SELECTED EXCERPT -

========================================

Caché gains strength

This article was originally published in VSJ, which is now part of Developer Fusion.
When a development project requires a database, it’s all too easy to reach for the ‘usual’ relational database servers; after all, you’re going to be storing names and addresses, order processing data, and statistical information for analysis. Then comes the moment when you’re going to write code in your chosen programming language to work with that data. You’re almost certainly going to be using an object-oriented language, so you’re then into objects, classes, inheritance, and your relational database structure doesn’t really fit that well; you have to map tables to objects; try to force SQL queries to act like methods. It’s not easy, and you lose many of the advantages of object-oriented programming – inheritance, encapsulation. Add in the increasingly important requirement to be able to work directly with persisted XML format data, and the relational model starts to creak at the seams.

Caché, from InterSystems, takes a different approach. It’s marketed as a ‘post-relational’ database. It’s a multidimensional database that works with objects as well as it handles ‘normal’ relational data. All data stored in Caché is stored in sparse multidimensional arrays. The One of the main intentions behind this is to eliminate the processing overhead caused by the need to manage the joins between tables in relational databases. The real attraction of Caché, however, is the ability it gives you to simultaneously work with the same data as both ‘ordinary’ relational data (it’s a SQL 92-compliant relational database) and data stored as objects. Objects created in Caché support encapsulation, multiple inheritance, polymorphism, embedded objects, references, collections, relationships, and BLOBs. In addition to this strong underlying database engine, Caché comes with a good development environment called the Caché Studio that eases the path of application development through the use of wizards to guide you through creating objects, databases and entire applications.

Choosing the class type for a new class in Caché Studio
Choosing the class type for a new class in Caché Studio

One of the major advantages to developing with Caché is the ease with which you can work with data, no matter what its underlying type. Caché calls the technology that makes this possible the Unified Data Architecture. This lets you work on data as either objects or tables, so you don’t need to have two sets of data definitions, or to specify how data in tables maps to data in objects or vice versa. This makes development much faster and simpler.

One potential drawback of using objects to store your data is that your users probably have favourite report writers and query designers that they are happy with. Fortunately, when you define a database object class in Caché, behind the scenes you get SQL access methods to work with that data, so any applications and utilities that use SQL as their access method can work directly with the data as though it were sitting in a normal SQL table. Going the other way, if you’ve got an existing relational database, and you import its DDL (Data Definition Language) definition, Caché generates an object description of the data, so you can start working on it using the object methods in Caché.

========================================

DATA LISTING -

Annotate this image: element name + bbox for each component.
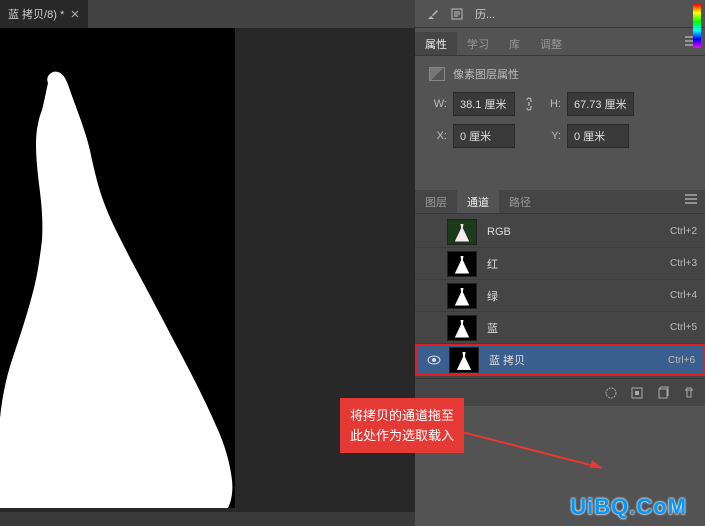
document-tab[interactable]: 蓝 拷贝/8) * xyxy=(0,0,88,28)
channel-thumbnail xyxy=(449,347,479,373)
y-field[interactable]: 0 厘米 xyxy=(567,124,629,148)
channel-shortcut: Ctrl+3 xyxy=(670,258,697,269)
tab-channels[interactable]: 通道 xyxy=(457,190,499,213)
canvas-content[interactable] xyxy=(0,28,235,508)
tab-library[interactable]: 库 xyxy=(499,32,530,55)
tab-paths[interactable]: 路径 xyxy=(499,190,541,213)
channel-item[interactable]: 红Ctrl+3 xyxy=(415,248,705,280)
tab-layers[interactable]: 图层 xyxy=(415,190,457,213)
channel-name: 蓝 xyxy=(487,320,670,336)
pixel-layer-label: 像素图层属性 xyxy=(453,66,519,82)
close-icon[interactable] xyxy=(70,9,80,19)
x-label: X: xyxy=(429,130,447,142)
load-selection-icon[interactable] xyxy=(603,385,619,401)
link-wh-icon[interactable] xyxy=(521,96,537,112)
width-field[interactable]: 38.1 厘米 xyxy=(453,92,515,116)
channel-shortcut: Ctrl+6 xyxy=(668,355,695,366)
history-icon[interactable] xyxy=(447,4,467,24)
annotation-callout: 将拷贝的通道拖至 此处作为选取载入 xyxy=(340,398,464,453)
properties-panel-tabs: 属性 学习 库 调整 xyxy=(415,32,705,56)
callout-line1: 将拷贝的通道拖至 xyxy=(350,406,454,426)
height-field[interactable]: 67.73 厘米 xyxy=(567,92,634,116)
tab-adjust[interactable]: 调整 xyxy=(530,32,572,55)
channel-item[interactable]: RGBCtrl+2 xyxy=(415,216,705,248)
brush-preset-icon[interactable] xyxy=(423,4,443,24)
document-tab-strip: 蓝 拷贝/8) * xyxy=(0,0,415,28)
tab-properties[interactable]: 属性 xyxy=(415,32,457,55)
visibility-toggle[interactable] xyxy=(423,223,441,241)
save-selection-icon[interactable] xyxy=(629,385,645,401)
channel-thumbnail xyxy=(447,315,477,341)
x-field[interactable]: 0 厘米 xyxy=(453,124,515,148)
channel-shortcut: Ctrl+4 xyxy=(670,290,697,301)
channel-name: RGB xyxy=(487,226,670,238)
y-label: Y: xyxy=(543,130,561,142)
document-tab-title: 蓝 拷贝/8) * xyxy=(8,6,64,22)
color-spectrum-bar[interactable] xyxy=(693,4,701,48)
tab-learn[interactable]: 学习 xyxy=(457,32,499,55)
horizontal-scrollbar[interactable] xyxy=(0,512,415,526)
channel-name: 蓝 拷贝 xyxy=(489,352,668,368)
width-label: W: xyxy=(429,98,447,110)
collapsed-panel-bar: 历... xyxy=(415,0,705,28)
delete-channel-icon[interactable] xyxy=(681,385,697,401)
channel-item[interactable]: 绿Ctrl+4 xyxy=(415,280,705,312)
channel-thumbnail xyxy=(447,251,477,277)
channel-shortcut: Ctrl+5 xyxy=(670,322,697,333)
channel-item[interactable]: 蓝 拷贝Ctrl+6 xyxy=(415,344,705,376)
channels-panel: 图层 通道 路径 RGBCtrl+2红Ctrl+3绿Ctrl+4蓝Ctrl+5蓝… xyxy=(415,190,705,406)
properties-panel: 属性 学习 库 调整 像素图层属性 W: 38.1 厘米 xyxy=(415,28,705,170)
visibility-toggle[interactable] xyxy=(423,255,441,273)
channel-shortcut: Ctrl+2 xyxy=(670,226,697,237)
visibility-toggle[interactable] xyxy=(423,319,441,337)
new-channel-icon[interactable] xyxy=(655,385,671,401)
pixel-layer-icon xyxy=(429,67,445,81)
channel-name: 绿 xyxy=(487,288,670,304)
watermark: UiBQ.CoM xyxy=(570,494,687,520)
channel-list: RGBCtrl+2红Ctrl+3绿Ctrl+4蓝Ctrl+5蓝 拷贝Ctrl+6 xyxy=(415,214,705,378)
channel-thumbnail xyxy=(447,283,477,309)
channel-thumbnail xyxy=(447,219,477,245)
channel-name: 红 xyxy=(487,256,670,272)
channels-panel-tabs: 图层 通道 路径 xyxy=(415,190,705,214)
history-panel-label[interactable]: 历... xyxy=(475,6,495,22)
channel-item[interactable]: 蓝Ctrl+5 xyxy=(415,312,705,344)
height-label: H: xyxy=(543,98,561,110)
visibility-toggle[interactable] xyxy=(423,287,441,305)
visibility-toggle[interactable] xyxy=(425,351,443,369)
channel-silhouette-image xyxy=(0,68,235,508)
channels-menu-icon[interactable] xyxy=(677,190,705,213)
callout-line2: 此处作为选取载入 xyxy=(350,426,454,446)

========================================

TASKS TO PERFORM -
• 1. Can you reproduce the stretch of the Caché article from "One of the major" through "faster and simpler." word for word?
• 2. How would you render this sentence from the Caché article in Spanish: "All data stored in Caché is stored in sparse multidimensional arrays."

WORKED ANSWERS -
• 1.
One of the major advantages to developing with Caché is the ease with which you can work with data, no matter what its underlying type. Caché calls the technology that makes this possible the Unified Data Architecture. This lets you work on data as either objects or tables, so you don’t need to have two sets of data definitions, or to specify how data in tables maps to data in objects or vice versa. This makes development much faster and simpler.

• 2. Todos los datos almacenados en Caché se almacenan en matrices multidimensionales dispersas.